YOUR OBJECTIVE:
Single out each line with the word "name" and copy it.
↓↓↓
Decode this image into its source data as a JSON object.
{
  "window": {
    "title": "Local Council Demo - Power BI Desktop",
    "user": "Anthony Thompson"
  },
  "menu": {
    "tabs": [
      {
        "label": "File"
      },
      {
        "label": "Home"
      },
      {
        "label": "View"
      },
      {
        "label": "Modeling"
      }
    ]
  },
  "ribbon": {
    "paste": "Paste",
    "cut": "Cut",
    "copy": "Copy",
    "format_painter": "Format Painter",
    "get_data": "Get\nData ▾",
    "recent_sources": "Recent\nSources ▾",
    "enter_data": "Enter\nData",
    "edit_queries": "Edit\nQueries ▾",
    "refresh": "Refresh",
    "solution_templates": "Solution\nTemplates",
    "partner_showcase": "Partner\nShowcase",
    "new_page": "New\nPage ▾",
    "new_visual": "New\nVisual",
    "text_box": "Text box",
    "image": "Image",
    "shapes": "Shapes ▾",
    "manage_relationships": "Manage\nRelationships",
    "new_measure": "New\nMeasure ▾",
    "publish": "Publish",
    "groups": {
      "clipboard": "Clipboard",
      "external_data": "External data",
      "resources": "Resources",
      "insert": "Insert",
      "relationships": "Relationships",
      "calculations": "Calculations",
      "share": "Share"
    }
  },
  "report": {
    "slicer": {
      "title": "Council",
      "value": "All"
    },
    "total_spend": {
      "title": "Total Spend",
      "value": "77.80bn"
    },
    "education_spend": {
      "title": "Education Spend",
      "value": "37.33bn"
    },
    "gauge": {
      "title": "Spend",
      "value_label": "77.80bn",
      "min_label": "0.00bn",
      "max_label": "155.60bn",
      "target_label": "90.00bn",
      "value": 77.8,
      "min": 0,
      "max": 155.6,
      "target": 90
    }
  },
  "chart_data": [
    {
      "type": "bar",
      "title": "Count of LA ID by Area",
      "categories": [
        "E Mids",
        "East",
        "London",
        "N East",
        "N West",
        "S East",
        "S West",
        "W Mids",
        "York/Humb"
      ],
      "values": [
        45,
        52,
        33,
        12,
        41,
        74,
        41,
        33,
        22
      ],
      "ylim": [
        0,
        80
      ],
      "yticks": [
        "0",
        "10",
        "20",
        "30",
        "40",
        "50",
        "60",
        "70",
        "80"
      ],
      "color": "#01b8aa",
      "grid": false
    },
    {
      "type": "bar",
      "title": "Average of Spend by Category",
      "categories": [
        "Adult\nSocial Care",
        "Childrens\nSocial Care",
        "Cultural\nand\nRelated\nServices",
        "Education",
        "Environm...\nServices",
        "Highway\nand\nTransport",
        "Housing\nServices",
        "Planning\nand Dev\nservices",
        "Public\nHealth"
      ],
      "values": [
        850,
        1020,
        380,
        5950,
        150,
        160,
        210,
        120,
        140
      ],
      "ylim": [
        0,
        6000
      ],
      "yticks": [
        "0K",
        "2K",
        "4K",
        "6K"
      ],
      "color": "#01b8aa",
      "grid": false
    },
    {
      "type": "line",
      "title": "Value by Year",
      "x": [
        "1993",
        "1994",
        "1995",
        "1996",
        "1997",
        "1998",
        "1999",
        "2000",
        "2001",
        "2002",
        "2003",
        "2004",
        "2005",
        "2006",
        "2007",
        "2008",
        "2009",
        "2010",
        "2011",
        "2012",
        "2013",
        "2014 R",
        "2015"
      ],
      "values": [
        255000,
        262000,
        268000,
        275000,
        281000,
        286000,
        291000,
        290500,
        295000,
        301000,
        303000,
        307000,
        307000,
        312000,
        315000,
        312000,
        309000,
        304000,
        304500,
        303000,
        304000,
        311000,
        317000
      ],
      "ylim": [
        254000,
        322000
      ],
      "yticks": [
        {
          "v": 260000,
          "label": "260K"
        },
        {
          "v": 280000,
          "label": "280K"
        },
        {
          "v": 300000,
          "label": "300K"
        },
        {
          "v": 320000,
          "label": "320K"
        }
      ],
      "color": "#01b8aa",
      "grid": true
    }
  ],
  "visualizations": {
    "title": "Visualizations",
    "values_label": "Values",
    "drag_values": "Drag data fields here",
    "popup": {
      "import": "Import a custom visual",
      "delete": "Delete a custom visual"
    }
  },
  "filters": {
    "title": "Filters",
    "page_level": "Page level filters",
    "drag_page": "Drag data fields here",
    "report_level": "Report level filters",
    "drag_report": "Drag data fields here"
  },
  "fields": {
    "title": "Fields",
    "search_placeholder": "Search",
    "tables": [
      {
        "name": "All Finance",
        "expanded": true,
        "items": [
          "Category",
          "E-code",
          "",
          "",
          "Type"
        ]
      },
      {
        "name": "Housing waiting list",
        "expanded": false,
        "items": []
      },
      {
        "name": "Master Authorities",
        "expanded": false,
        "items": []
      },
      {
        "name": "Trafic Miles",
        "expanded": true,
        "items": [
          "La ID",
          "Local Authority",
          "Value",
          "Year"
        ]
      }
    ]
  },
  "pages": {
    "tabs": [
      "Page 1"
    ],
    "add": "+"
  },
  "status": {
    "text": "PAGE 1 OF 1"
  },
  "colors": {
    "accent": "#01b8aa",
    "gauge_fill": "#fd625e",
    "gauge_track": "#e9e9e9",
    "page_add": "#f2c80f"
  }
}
↑↑↑
WORKED SOLUTION:
        "name": "All Finance",
        "name": "Housing waiting list",
        "name": "Master Authorities",
        "name": "Trafic Miles",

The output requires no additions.